WHAT YOU SHOULD DO
Would you quote every entry exactly, dropping only the pictures?

Figure content listings

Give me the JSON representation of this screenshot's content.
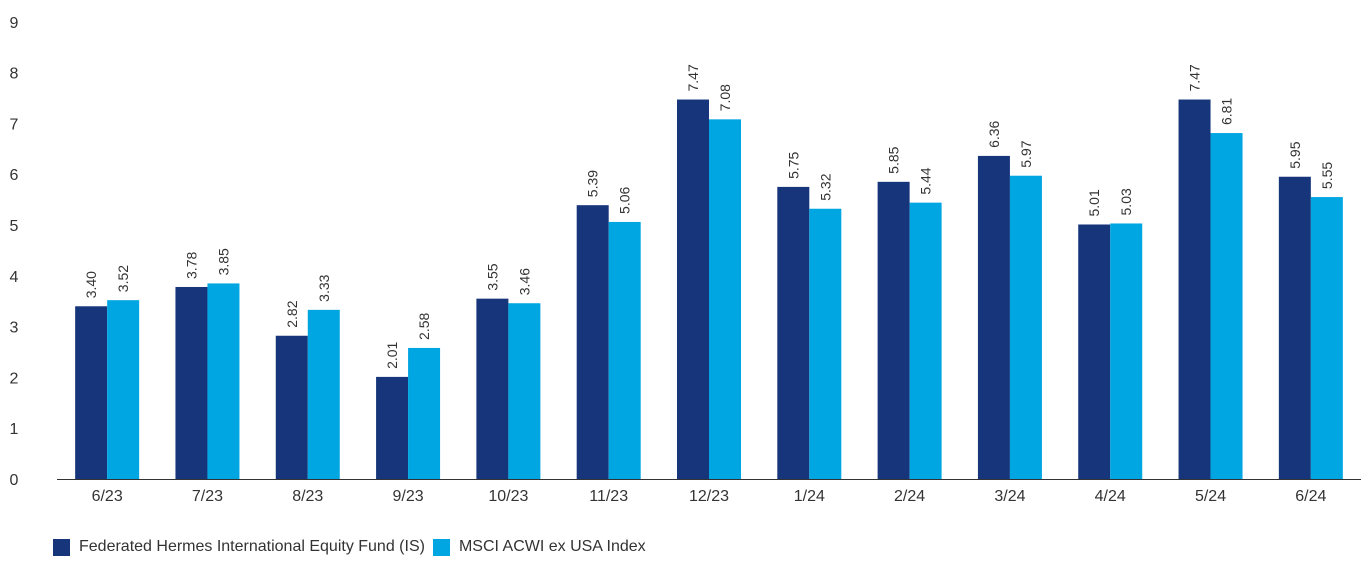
{
  "chart_data": {
    "type": "bar",
    "categories": [
      "6/23",
      "7/23",
      "8/23",
      "9/23",
      "10/23",
      "11/23",
      "12/23",
      "1/24",
      "2/24",
      "3/24",
      "4/24",
      "5/24",
      "6/24"
    ],
    "series": [
      {
        "name": "Federated Hermes International Equity Fund (IS)",
        "color": "#16357a",
        "values": [
          3.4,
          3.78,
          2.82,
          2.01,
          3.55,
          5.39,
          7.47,
          5.75,
          5.85,
          6.36,
          5.01,
          7.47,
          5.95
        ],
        "labels": [
          "3.40",
          "3.78",
          "2.82",
          "2.01",
          "3.55",
          "5.39",
          "7.47",
          "5.75",
          "5.85",
          "6.36",
          "5.01",
          "7.47",
          "5.95"
        ]
      },
      {
        "name": "MSCI ACWI ex USA Index",
        "color": "#00a6e2",
        "values": [
          3.52,
          3.85,
          3.33,
          2.58,
          3.46,
          5.06,
          7.08,
          5.32,
          5.44,
          5.97,
          5.03,
          6.81,
          5.55
        ],
        "labels": [
          "3.52",
          "3.85",
          "3.33",
          "2.58",
          "3.46",
          "5.06",
          "7.08",
          "5.32",
          "5.44",
          "5.97",
          "5.03",
          "6.81",
          "5.55"
        ]
      }
    ],
    "yticks": [
      "0",
      "1",
      "2",
      "3",
      "4",
      "5",
      "6",
      "7",
      "8",
      "9"
    ],
    "ylim": [
      0,
      9
    ],
    "grid": false,
    "legend_position": "bottom-left"
  }
}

RESULT OF THE TASK
Give me the JSON representation of this screenshot's content.
{
  "chart_data": {
    "type": "bar",
    "categories": [
      "6/23",
      "7/23",
      "8/23",
      "9/23",
      "10/23",
      "11/23",
      "12/23",
      "1/24",
      "2/24",
      "3/24",
      "4/24",
      "5/24",
      "6/24"
    ],
    "series": [
      {
        "name": "Federated Hermes International Equity Fund (IS)",
        "color": "#16357a",
        "values": [
          3.4,
          3.78,
          2.82,
          2.01,
          3.55,
          5.39,
          7.47,
          5.75,
          5.85,
          6.36,
          5.01,
          7.47,
          5.95
        ],
        "labels": [
          "3.40",
          "3.78",
          "2.82",
          "2.01",
          "3.55",
          "5.39",
          "7.47",
          "5.75",
          "5.85",
          "6.36",
          "5.01",
          "7.47",
          "5.95"
        ]
      },
      {
        "name": "MSCI ACWI ex USA Index",
        "color": "#00a6e2",
        "values": [
          3.52,
          3.85,
          3.33,
          2.58,
          3.46,
          5.06,
          7.08,
          5.32,
          5.44,
          5.97,
          5.03,
          6.81,
          5.55
        ],
        "labels": [
          "3.52",
          "3.85",
          "3.33",
          "2.58",
          "3.46",
          "5.06",
          "7.08",
          "5.32",
          "5.44",
          "5.97",
          "5.03",
          "6.81",
          "5.55"
        ]
      }
    ],
    "yticks": [
      "0",
      "1",
      "2",
      "3",
      "4",
      "5",
      "6",
      "7",
      "8",
      "9"
    ],
    "ylim": [
      0,
      9
    ],
    "grid": false,
    "legend_position": "bottom-left"
  }
}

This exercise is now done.